• _Goal of the exercise_
Omit all pictures, then retype the data exactly as given.

• _Dataset records_
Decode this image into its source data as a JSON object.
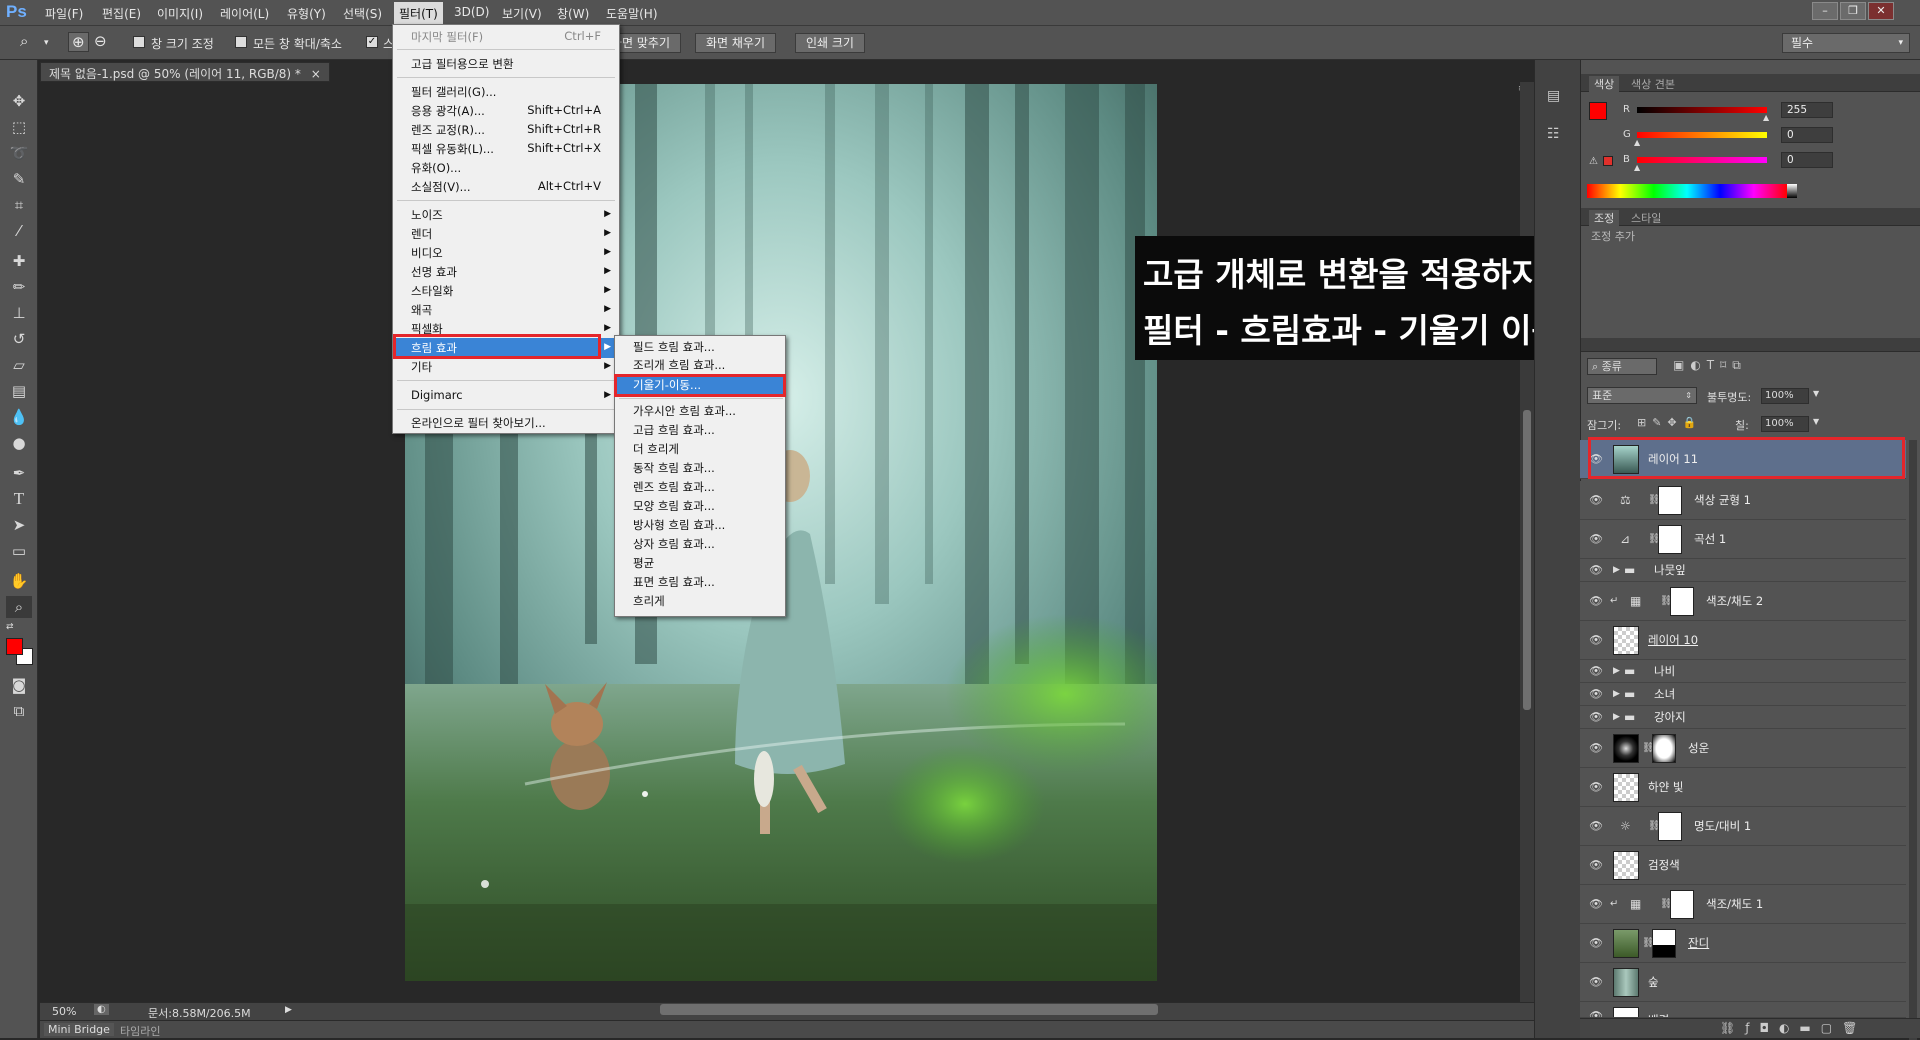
{
  "app": {
    "logo": "Ps"
  },
  "menubar": {
    "items": [
      "파일(F)",
      "편집(E)",
      "이미지(I)",
      "레이어(L)",
      "유형(Y)",
      "선택(S)",
      "필터(T)",
      "3D(D)",
      "보기(V)",
      "창(W)",
      "도움말(H)"
    ]
  },
  "options": {
    "resize_label": "창 크기 조정",
    "zoom_all_label": "모든 창 확대/축소",
    "scrubby_label": "스",
    "fit_screen": "화면 맞추기",
    "fill_screen": "화면 채우기",
    "print_size": "인쇄 크기",
    "workspace": "필수"
  },
  "document": {
    "tab_title": "제목 없음-1.psd @ 50% (레이어 11, RGB/8) *",
    "zoom": "50%",
    "doc_info": "문서:8.58M/206.5M"
  },
  "bottom_tabs": [
    "Mini Bridge",
    "타임라인"
  ],
  "filter_menu": {
    "top": [
      {
        "label": "마지막 필터(F)",
        "shortcut": "Ctrl+F"
      },
      {
        "label": "고급 필터용으로 변환",
        "shortcut": ""
      }
    ],
    "group2": [
      {
        "label": "필터 갤러리(G)...",
        "shortcut": ""
      },
      {
        "label": "응용 광각(A)...",
        "shortcut": "Shift+Ctrl+A"
      },
      {
        "label": "렌즈 교정(R)...",
        "shortcut": "Shift+Ctrl+R"
      },
      {
        "label": "픽셀 유동화(L)...",
        "shortcut": "Shift+Ctrl+X"
      },
      {
        "label": "유화(O)...",
        "shortcut": ""
      },
      {
        "label": "소실점(V)...",
        "shortcut": "Alt+Ctrl+V"
      }
    ],
    "group3": [
      "노이즈",
      "렌더",
      "비디오",
      "선명 효과",
      "스타일화",
      "왜곡",
      "픽셀화",
      "흐림 효과",
      "기타"
    ],
    "group4": [
      "Digimarc"
    ],
    "group5": [
      "온라인으로 필터 찾아보기..."
    ]
  },
  "blur_submenu": {
    "items": [
      "필드 흐림 효과...",
      "조리개 흐림 효과...",
      "기울기-이동...",
      "가우시안 흐림 효과...",
      "고급 흐림 효과...",
      "더 흐리게",
      "동작 흐림 효과...",
      "렌즈 흐림 효과...",
      "모양 흐림 효과...",
      "방사형 흐림 효과...",
      "상자 흐림 효과...",
      "평균",
      "표면 흐림 효과...",
      "흐리게"
    ],
    "selected": "기울기-이동..."
  },
  "annotation": {
    "line1": "고급 개체로 변환을 적용하지 않고",
    "line2": "필터 - 흐림효과 - 기울기 이동을 적용합니다."
  },
  "color_panel": {
    "tabs": [
      "색상",
      "색상 견본"
    ],
    "r_label": "R",
    "g_label": "G",
    "b_label": "B",
    "r": "255",
    "g": "0",
    "b": "0",
    "foreground": "#ff0000",
    "background": "#ffffff"
  },
  "adjust_panel": {
    "tabs": [
      "조정",
      "스타일"
    ],
    "hint": "조정 추가"
  },
  "layers_panel": {
    "filter_kind": "종류",
    "blend_mode": "표준",
    "opacity_label": "불투명도:",
    "opacity": "100%",
    "lock_label": "잠그기:",
    "fill_label": "칠:",
    "fill": "100%",
    "layers": [
      {
        "name": "레이어 11",
        "kind": "pixel",
        "selected": true
      },
      {
        "name": "색상 균형 1",
        "kind": "adjust",
        "icon": "balance"
      },
      {
        "name": "곡선 1",
        "kind": "adjust",
        "icon": "curves"
      },
      {
        "name": "나뭇잎",
        "kind": "group"
      },
      {
        "name": "색조/채도 2",
        "kind": "adjust",
        "icon": "huesat"
      },
      {
        "name": "레이어 10",
        "kind": "pixel"
      },
      {
        "name": "나비",
        "kind": "group"
      },
      {
        "name": "소녀",
        "kind": "group"
      },
      {
        "name": "강아지",
        "kind": "group"
      },
      {
        "name": "성운",
        "kind": "pixelmask"
      },
      {
        "name": "하얀 빛",
        "kind": "pixel"
      },
      {
        "name": "명도/대비 1",
        "kind": "adjust",
        "icon": "brightness"
      },
      {
        "name": "검정색",
        "kind": "pixel"
      },
      {
        "name": "색조/채도 1",
        "kind": "adjust",
        "icon": "huesat"
      },
      {
        "name": "잔디",
        "kind": "pixelmask"
      },
      {
        "name": "숲",
        "kind": "pixel"
      },
      {
        "name": "배경",
        "kind": "pixel"
      }
    ]
  }
}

• _Correct result_
Decode this image into its source data as a JSON object.
{
  "app": {
    "logo": "Ps"
  },
  "menubar": {
    "items": [
      "파일(F)",
      "편집(E)",
      "이미지(I)",
      "레이어(L)",
      "유형(Y)",
      "선택(S)",
      "필터(T)",
      "3D(D)",
      "보기(V)",
      "창(W)",
      "도움말(H)"
    ]
  },
  "options": {
    "resize_label": "창 크기 조정",
    "zoom_all_label": "모든 창 확대/축소",
    "scrubby_label": "스",
    "fit_screen": "화면 맞추기",
    "fill_screen": "화면 채우기",
    "print_size": "인쇄 크기",
    "workspace": "필수"
  },
  "document": {
    "tab_title": "제목 없음-1.psd @ 50% (레이어 11, RGB/8) *",
    "zoom": "50%",
    "doc_info": "문서:8.58M/206.5M"
  },
  "bottom_tabs": [
    "Mini Bridge",
    "타임라인"
  ],
  "filter_menu": {
    "top": [
      {
        "label": "마지막 필터(F)",
        "shortcut": "Ctrl+F"
      },
      {
        "label": "고급 필터용으로 변환",
        "shortcut": ""
      }
    ],
    "group2": [
      {
        "label": "필터 갤러리(G)...",
        "shortcut": ""
      },
      {
        "label": "응용 광각(A)...",
        "shortcut": "Shift+Ctrl+A"
      },
      {
        "label": "렌즈 교정(R)...",
        "shortcut": "Shift+Ctrl+R"
      },
      {
        "label": "픽셀 유동화(L)...",
        "shortcut": "Shift+Ctrl+X"
      },
      {
        "label": "유화(O)...",
        "shortcut": ""
      },
      {
        "label": "소실점(V)...",
        "shortcut": "Alt+Ctrl+V"
      }
    ],
    "group3": [
      "노이즈",
      "렌더",
      "비디오",
      "선명 효과",
      "스타일화",
      "왜곡",
      "픽셀화",
      "흐림 효과",
      "기타"
    ],
    "group4": [
      "Digimarc"
    ],
    "group5": [
      "온라인으로 필터 찾아보기..."
    ]
  },
  "blur_submenu": {
    "items": [
      "필드 흐림 효과...",
      "조리개 흐림 효과...",
      "기울기-이동...",
      "가우시안 흐림 효과...",
      "고급 흐림 효과...",
      "더 흐리게",
      "동작 흐림 효과...",
      "렌즈 흐림 효과...",
      "모양 흐림 효과...",
      "방사형 흐림 효과...",
      "상자 흐림 효과...",
      "평균",
      "표면 흐림 효과...",
      "흐리게"
    ],
    "selected": "기울기-이동..."
  },
  "annotation": {
    "line1": "고급 개체로 변환을 적용하지 않고",
    "line2": "필터 - 흐림효과 - 기울기 이동을 적용합니다."
  },
  "color_panel": {
    "tabs": [
      "색상",
      "색상 견본"
    ],
    "r_label": "R",
    "g_label": "G",
    "b_label": "B",
    "r": "255",
    "g": "0",
    "b": "0",
    "foreground": "#ff0000",
    "background": "#ffffff"
  },
  "adjust_panel": {
    "tabs": [
      "조정",
      "스타일"
    ],
    "hint": "조정 추가"
  },
  "layers_panel": {
    "filter_kind": "종류",
    "blend_mode": "표준",
    "opacity_label": "불투명도:",
    "opacity": "100%",
    "lock_label": "잠그기:",
    "fill_label": "칠:",
    "fill": "100%",
    "layers": [
      {
        "name": "레이어 11",
        "kind": "pixel",
        "selected": true
      },
      {
        "name": "색상 균형 1",
        "kind": "adjust",
        "icon": "balance"
      },
      {
        "name": "곡선 1",
        "kind": "adjust",
        "icon": "curves"
      },
      {
        "name": "나뭇잎",
        "kind": "group"
      },
      {
        "name": "색조/채도 2",
        "kind": "adjust",
        "icon": "huesat"
      },
      {
        "name": "레이어 10",
        "kind": "pixel"
      },
      {
        "name": "나비",
        "kind": "group"
      },
      {
        "name": "소녀",
        "kind": "group"
      },
      {
        "name": "강아지",
        "kind": "group"
      },
      {
        "name": "성운",
        "kind": "pixelmask"
      },
      {
        "name": "하얀 빛",
        "kind": "pixel"
      },
      {
        "name": "명도/대비 1",
        "kind": "adjust",
        "icon": "brightness"
      },
      {
        "name": "검정색",
        "kind": "pixel"
      },
      {
        "name": "색조/채도 1",
        "kind": "adjust",
        "icon": "huesat"
      },
      {
        "name": "잔디",
        "kind": "pixelmask"
      },
      {
        "name": "숲",
        "kind": "pixel"
      },
      {
        "name": "배경",
        "kind": "pixel"
      }
    ]
  }
}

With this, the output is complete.